4.           No Agency

 

Consultant is not authorized to and shall not act as the agent or agency of Company or bind or commit the Company to any obligation to any third party, or incur any liability on behalf of the Company, or accept payments on behalf of the Company, or make any representations on behalf of the Company concerning acceptance of orders, delivery dates, performance guarantees, allowances, returns, settlements, adjustments, or similar matters, unless Consultant shall be expressly authorized in writing by the Company to do so. Consultant shall be responsible for advising third parties with whom it deals on Company’s behalf of this limitation.

 

5.           Taxes/Insurance

 

Consultant is responsible for all United States federal, state or local taxes or foreign taxes resulting from compensation received from the Company. Consultant acknowledges and agrees that Consultant is obligated to report as income all compensation received by Consultant pursuant to this Agreement. Consultant agrees to and acknowledges the obligation to pay all self-employment and other taxes on such income. Consultant shall pay all applicable unemployment and disability insurance require by the applicable states or states Consultant conducts business.

..........

• _Job A_: In the contract excerpt, who must tell third parties that the Consultant cannot act as the Company's agent?
• _Job B_: Revise the records from their first line through the line containing "- airplane-icon: [219, 274, 239, 286]", inclusive, replacing "desde Buenos Aires" with "from Buenos Aires" and leaving everything else unchanged.

..........

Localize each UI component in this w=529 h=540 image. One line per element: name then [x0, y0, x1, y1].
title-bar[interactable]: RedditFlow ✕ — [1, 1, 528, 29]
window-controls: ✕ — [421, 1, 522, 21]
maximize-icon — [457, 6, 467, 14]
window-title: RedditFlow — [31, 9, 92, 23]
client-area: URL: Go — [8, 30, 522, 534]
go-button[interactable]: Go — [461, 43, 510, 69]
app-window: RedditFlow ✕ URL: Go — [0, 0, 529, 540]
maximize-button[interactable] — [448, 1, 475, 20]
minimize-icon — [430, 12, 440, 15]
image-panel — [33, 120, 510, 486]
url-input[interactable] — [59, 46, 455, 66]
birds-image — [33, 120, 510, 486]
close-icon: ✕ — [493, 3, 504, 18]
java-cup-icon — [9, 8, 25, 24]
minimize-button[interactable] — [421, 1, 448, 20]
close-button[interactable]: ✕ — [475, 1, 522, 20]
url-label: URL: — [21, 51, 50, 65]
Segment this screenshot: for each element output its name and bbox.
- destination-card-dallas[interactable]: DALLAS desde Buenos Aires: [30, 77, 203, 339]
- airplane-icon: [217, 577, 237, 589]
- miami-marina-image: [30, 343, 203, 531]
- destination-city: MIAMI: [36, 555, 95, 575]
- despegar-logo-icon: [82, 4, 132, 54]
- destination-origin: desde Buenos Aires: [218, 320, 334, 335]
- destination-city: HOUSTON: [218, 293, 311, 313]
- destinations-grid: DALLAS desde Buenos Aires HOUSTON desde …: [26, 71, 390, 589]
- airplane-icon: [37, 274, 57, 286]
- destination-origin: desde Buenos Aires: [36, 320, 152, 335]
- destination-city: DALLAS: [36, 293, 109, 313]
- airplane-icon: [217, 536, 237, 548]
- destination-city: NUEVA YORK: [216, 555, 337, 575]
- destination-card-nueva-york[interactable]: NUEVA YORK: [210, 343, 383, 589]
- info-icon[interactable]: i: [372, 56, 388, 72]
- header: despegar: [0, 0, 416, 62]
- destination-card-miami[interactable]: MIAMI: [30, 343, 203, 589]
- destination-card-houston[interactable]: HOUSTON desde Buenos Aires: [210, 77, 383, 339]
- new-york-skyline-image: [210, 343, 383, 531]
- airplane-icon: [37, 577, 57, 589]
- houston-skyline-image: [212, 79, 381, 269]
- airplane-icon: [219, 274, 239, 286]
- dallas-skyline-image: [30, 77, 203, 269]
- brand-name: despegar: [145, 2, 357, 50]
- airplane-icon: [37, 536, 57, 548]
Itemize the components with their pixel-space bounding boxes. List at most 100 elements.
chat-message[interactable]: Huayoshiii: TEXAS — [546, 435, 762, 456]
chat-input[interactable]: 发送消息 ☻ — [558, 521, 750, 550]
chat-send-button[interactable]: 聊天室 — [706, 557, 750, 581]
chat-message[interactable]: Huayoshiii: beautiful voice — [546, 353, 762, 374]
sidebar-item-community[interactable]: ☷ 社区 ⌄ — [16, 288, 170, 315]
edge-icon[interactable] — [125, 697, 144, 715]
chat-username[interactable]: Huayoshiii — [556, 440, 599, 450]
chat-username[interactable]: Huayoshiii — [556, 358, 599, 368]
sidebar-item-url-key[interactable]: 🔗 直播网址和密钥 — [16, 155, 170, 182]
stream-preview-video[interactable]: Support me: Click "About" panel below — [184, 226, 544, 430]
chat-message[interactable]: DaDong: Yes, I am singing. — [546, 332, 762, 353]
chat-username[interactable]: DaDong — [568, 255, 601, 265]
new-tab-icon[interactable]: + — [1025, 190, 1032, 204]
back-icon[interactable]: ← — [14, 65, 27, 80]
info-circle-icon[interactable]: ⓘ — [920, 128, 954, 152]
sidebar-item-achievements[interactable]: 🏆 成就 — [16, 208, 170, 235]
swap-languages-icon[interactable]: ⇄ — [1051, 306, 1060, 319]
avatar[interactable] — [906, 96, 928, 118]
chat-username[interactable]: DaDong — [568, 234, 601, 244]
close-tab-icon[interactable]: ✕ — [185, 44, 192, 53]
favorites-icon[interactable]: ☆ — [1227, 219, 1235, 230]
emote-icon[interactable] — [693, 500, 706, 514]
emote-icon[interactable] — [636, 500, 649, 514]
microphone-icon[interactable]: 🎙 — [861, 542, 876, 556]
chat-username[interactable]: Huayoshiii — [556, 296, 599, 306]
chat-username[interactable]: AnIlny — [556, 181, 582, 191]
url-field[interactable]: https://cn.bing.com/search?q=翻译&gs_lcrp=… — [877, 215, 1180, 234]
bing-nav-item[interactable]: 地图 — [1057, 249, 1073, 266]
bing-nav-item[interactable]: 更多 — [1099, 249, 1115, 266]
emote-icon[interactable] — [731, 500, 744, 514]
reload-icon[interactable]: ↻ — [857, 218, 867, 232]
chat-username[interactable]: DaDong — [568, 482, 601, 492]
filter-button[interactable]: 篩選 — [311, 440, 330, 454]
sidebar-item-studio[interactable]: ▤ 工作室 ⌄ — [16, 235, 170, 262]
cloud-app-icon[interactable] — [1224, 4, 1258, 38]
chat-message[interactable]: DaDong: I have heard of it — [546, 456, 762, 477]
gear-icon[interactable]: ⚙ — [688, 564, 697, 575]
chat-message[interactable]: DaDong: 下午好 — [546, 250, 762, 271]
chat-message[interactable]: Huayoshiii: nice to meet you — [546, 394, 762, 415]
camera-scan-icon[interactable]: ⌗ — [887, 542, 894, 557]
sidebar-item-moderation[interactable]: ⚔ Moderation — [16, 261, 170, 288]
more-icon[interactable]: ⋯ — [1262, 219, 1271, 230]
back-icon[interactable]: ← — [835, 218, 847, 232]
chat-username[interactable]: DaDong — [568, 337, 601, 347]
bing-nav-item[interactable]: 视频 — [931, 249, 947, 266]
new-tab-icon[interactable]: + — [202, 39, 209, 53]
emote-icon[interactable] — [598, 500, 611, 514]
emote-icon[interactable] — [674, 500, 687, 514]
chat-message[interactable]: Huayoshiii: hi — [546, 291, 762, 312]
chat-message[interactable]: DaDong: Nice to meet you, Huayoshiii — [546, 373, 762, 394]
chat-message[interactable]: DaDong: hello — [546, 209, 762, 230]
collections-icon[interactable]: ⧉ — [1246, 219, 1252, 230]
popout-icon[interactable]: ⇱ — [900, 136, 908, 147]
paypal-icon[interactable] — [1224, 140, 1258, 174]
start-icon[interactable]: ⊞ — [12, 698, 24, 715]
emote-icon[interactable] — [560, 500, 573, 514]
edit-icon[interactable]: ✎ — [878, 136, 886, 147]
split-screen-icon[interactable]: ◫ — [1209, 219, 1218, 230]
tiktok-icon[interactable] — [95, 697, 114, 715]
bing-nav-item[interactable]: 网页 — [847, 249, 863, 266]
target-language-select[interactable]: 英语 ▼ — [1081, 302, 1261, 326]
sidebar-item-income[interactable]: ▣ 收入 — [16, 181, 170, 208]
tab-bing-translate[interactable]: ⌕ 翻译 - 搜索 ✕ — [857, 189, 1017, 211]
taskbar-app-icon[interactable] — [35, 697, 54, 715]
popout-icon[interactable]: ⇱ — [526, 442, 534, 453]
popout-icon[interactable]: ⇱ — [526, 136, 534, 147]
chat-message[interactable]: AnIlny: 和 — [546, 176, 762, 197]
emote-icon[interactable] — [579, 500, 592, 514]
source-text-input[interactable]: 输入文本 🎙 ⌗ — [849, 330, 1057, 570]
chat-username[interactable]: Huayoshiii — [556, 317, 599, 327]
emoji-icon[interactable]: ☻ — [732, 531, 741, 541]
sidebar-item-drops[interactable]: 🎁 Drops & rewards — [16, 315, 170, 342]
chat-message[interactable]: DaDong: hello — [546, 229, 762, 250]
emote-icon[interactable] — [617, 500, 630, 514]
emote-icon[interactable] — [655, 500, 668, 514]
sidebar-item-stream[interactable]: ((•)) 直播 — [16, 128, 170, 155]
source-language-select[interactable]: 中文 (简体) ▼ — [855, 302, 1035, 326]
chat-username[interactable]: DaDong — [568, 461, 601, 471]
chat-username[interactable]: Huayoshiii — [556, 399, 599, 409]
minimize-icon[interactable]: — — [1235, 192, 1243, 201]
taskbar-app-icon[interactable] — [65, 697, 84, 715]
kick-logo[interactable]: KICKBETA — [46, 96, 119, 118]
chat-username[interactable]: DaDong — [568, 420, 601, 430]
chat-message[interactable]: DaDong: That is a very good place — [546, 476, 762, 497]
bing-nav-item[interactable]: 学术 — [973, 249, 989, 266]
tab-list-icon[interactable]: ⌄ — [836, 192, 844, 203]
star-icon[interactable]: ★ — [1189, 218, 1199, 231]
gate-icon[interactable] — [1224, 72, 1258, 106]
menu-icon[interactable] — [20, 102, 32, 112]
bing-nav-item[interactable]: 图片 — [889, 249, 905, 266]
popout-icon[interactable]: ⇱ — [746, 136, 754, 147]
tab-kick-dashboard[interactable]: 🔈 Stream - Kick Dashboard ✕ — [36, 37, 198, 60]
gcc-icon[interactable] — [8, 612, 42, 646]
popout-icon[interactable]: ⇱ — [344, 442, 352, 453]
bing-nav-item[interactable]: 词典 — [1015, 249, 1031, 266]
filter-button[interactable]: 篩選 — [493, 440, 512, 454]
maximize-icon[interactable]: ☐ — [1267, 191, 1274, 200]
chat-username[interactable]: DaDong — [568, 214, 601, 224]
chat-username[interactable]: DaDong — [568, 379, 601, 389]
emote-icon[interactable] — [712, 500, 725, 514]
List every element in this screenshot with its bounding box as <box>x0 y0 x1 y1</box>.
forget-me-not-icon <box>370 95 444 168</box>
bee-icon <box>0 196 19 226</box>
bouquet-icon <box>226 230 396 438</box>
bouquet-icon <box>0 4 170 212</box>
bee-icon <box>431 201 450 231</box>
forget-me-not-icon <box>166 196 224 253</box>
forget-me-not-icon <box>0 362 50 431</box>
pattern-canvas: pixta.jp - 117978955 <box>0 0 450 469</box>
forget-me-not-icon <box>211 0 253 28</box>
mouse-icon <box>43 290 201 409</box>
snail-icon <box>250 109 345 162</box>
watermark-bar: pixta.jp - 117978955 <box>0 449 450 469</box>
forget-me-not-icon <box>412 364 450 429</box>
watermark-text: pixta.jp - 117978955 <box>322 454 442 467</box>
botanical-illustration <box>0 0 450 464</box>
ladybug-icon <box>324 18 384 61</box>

..........

• _Written response A_: The Consultant

• _Written response B_:
Localize each UI component in this w=529 h=540 image. One line per element: name then [x0, y0, x1, y1].
title-bar[interactable]: RedditFlow ✕ — [1, 1, 528, 29]
window-controls: ✕ — [421, 1, 522, 21]
maximize-icon — [457, 6, 467, 14]
window-title: RedditFlow — [31, 9, 92, 23]
client-area: URL: Go — [8, 30, 522, 534]
go-button[interactable]: Go — [461, 43, 510, 69]
app-window: RedditFlow ✕ URL: Go — [0, 0, 529, 540]
maximize-button[interactable] — [448, 1, 475, 20]
minimize-icon — [430, 12, 440, 15]
image-panel — [33, 120, 510, 486]
url-input[interactable] — [59, 46, 455, 66]
birds-image — [33, 120, 510, 486]
close-icon: ✕ — [493, 3, 504, 18]
java-cup-icon — [9, 8, 25, 24]
minimize-button[interactable] — [421, 1, 448, 20]
close-button[interactable]: ✕ — [475, 1, 522, 20]
url-label: URL: — [21, 51, 50, 65]
Segment this screenshot: for each element output its name and bbox.
- destination-card-dallas[interactable]: DALLAS from Buenos Aires: [30, 77, 203, 339]
- airplane-icon: [217, 577, 237, 589]
- miami-marina-image: [30, 343, 203, 531]
- destination-city: MIAMI: [36, 555, 95, 575]
- despegar-logo-icon: [82, 4, 132, 54]
- destination-origin: from Buenos Aires: [218, 320, 334, 335]
- destination-city: HOUSTON: [218, 293, 311, 313]
- destinations-grid: DALLAS from Buenos Aires HOUSTON desde …: [26, 71, 390, 589]
- airplane-icon: [37, 274, 57, 286]
- destination-origin: from Buenos Aires: [36, 320, 152, 335]
- destination-city: DALLAS: [36, 293, 109, 313]
- airplane-icon: [217, 536, 237, 548]
- destination-city: NUEVA YORK: [216, 555, 337, 575]
- destination-card-nueva-york[interactable]: NUEVA YORK: [210, 343, 383, 589]
- info-icon[interactable]: i: [372, 56, 388, 72]
- header: despegar: [0, 0, 416, 62]
- destination-card-miami[interactable]: MIAMI: [30, 343, 203, 589]
- destination-card-houston[interactable]: HOUSTON from Buenos Aires: [210, 77, 383, 339]
- new-york-skyline-image: [210, 343, 383, 531]
- airplane-icon: [37, 577, 57, 589]
- houston-skyline-image: [212, 79, 381, 269]
- airplane-icon: [219, 274, 239, 286]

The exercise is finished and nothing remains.